**WHAT THIS TASK INVOLVES:**
Scan the records below. List lines holding "Genk".

##### MATERIAL FOR THIS TASK

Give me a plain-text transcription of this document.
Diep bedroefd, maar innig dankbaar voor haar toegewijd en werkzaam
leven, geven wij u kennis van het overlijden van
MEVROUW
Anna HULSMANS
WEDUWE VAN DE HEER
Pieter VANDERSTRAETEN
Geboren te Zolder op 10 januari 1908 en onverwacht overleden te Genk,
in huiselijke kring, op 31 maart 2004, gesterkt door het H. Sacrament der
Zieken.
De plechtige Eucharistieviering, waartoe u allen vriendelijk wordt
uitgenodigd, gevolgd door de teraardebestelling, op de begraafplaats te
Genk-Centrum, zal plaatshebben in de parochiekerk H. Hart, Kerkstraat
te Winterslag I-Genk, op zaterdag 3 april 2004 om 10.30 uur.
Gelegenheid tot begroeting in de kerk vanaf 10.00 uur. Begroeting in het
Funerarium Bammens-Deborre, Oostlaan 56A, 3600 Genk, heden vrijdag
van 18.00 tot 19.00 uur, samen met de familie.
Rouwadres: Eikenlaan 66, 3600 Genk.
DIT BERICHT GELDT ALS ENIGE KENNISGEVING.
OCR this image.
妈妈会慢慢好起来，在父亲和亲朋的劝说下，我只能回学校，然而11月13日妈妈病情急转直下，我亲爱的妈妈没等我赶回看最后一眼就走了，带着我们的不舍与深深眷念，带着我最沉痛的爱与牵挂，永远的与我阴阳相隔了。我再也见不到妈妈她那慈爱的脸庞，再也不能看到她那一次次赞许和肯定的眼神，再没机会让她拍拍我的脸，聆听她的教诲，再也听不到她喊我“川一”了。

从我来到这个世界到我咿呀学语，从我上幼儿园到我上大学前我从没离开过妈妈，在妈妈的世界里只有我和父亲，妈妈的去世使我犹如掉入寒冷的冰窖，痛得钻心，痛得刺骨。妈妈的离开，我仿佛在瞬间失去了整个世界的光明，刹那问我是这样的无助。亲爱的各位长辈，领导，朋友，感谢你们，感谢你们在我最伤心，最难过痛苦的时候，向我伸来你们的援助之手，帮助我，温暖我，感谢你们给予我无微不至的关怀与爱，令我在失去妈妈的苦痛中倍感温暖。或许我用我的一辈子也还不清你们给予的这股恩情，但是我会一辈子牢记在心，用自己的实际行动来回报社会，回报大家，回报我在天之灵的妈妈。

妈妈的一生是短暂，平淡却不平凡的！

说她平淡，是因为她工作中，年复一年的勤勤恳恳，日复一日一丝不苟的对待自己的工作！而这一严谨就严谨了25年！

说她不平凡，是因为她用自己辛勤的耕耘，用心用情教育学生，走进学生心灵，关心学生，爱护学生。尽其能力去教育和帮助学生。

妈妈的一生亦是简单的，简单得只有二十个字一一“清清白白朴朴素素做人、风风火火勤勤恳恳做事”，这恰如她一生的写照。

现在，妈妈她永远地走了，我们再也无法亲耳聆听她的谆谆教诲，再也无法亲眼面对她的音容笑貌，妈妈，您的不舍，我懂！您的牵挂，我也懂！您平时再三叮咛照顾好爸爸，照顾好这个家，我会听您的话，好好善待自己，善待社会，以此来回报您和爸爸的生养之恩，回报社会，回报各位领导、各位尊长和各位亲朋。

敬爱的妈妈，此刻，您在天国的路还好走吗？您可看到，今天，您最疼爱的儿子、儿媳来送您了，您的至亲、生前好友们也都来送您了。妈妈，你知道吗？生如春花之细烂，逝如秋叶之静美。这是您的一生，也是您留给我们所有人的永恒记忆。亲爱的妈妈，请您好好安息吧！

##########

**REPLY:**
Geboren te Zolder op 10 januari 1908 en onverwacht overleden te Genk,
Genk-Centrum, zal plaatshebben in de parochiekerk H. Hart, Kerkstraat
te Winterslag I-Genk, op zaterdag 3 april 2004 om 10.30 uur.
Funerarium Bammens-Deborre, Oostlaan 56A, 3600 Genk, heden vrijdag
Rouwadres: Eikenlaan 66, 3600 Genk.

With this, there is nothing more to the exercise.